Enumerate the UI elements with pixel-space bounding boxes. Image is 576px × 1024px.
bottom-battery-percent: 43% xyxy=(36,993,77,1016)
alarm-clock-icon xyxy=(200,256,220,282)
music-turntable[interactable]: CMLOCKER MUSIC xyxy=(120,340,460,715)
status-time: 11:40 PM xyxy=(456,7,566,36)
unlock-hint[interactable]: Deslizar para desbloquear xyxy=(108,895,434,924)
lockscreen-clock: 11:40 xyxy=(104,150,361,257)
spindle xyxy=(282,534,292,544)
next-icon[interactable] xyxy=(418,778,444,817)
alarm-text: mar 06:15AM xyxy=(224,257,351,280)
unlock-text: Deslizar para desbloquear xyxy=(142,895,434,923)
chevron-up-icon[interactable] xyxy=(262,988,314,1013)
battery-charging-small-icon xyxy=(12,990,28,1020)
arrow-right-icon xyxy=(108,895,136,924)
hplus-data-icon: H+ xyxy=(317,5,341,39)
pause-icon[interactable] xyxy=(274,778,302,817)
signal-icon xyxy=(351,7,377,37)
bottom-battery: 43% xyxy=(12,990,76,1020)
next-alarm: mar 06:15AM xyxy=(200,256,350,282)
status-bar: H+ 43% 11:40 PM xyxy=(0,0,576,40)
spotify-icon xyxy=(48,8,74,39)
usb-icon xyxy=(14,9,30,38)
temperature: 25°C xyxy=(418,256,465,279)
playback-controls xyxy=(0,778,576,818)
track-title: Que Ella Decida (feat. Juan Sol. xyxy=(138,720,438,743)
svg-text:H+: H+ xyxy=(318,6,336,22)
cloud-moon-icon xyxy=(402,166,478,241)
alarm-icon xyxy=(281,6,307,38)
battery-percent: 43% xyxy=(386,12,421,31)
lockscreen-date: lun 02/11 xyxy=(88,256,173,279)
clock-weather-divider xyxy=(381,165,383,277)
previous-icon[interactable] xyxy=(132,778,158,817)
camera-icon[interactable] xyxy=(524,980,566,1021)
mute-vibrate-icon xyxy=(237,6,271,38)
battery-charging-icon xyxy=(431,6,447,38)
·····
## Your task
Rewrite every line of the item above as a numbered list, leaving out any blank lines.

## Exercise solution
1. Enumerate the UI elements with pixel-space bounding boxes. Image is 576px × 1024px.
2. bottom-battery-percent: 43% xyxy=(36,993,77,1016)
3. alarm-clock-icon xyxy=(200,256,220,282)
4. music-turntable[interactable]: CMLOCKER MUSIC xyxy=(120,340,460,715)
5. status-time: 11:40 PM xyxy=(456,7,566,36)
6. unlock-hint[interactable]: Deslizar para desbloquear xyxy=(108,895,434,924)
7. lockscreen-clock: 11:40 xyxy=(104,150,361,257)
8. spindle xyxy=(282,534,292,544)
9. next-icon[interactable] xyxy=(418,778,444,817)
10. alarm-text: mar 06:15AM xyxy=(224,257,351,280)
11. unlock-text: Deslizar para desbloquear xyxy=(142,895,434,923)
12. chevron-up-icon[interactable] xyxy=(262,988,314,1013)
13. battery-charging-small-icon xyxy=(12,990,28,1020)
14. arrow-right-icon xyxy=(108,895,136,924)
15. hplus-data-icon: H+ xyxy=(317,5,341,39)
16. pause-icon[interactable] xyxy=(274,778,302,817)
17. signal-icon xyxy=(351,7,377,37)
18. bottom-battery: 43% xyxy=(12,990,76,1020)
19. next-alarm: mar 06:15AM xyxy=(200,256,350,282)
20. status-bar: H+ 43% 11:40 PM xyxy=(0,0,576,40)
21. spotify-icon xyxy=(48,8,74,39)
22. usb-icon xyxy=(14,9,30,38)
23. temperature: 25°C xyxy=(418,256,465,279)
24. playback-controls xyxy=(0,778,576,818)
25. track-title: Que Ella Decida (feat. Juan Sol. xyxy=(138,720,438,743)
26. svg-text:H+: H+ xyxy=(318,6,336,22)
27. cloud-moon-icon xyxy=(402,166,478,241)
28. alarm-icon xyxy=(281,6,307,38)
29. battery-percent: 43% xyxy=(386,12,421,31)
30. lockscreen-date: lun 02/11 xyxy=(88,256,173,279)
31. clock-weather-divider xyxy=(381,165,383,277)
32. previous-icon[interactable] xyxy=(132,778,158,817)
33. camera-icon[interactable] xyxy=(524,980,566,1021)
34. mute-vibrate-icon xyxy=(237,6,271,38)
35. battery-charging-icon xyxy=(431,6,447,38)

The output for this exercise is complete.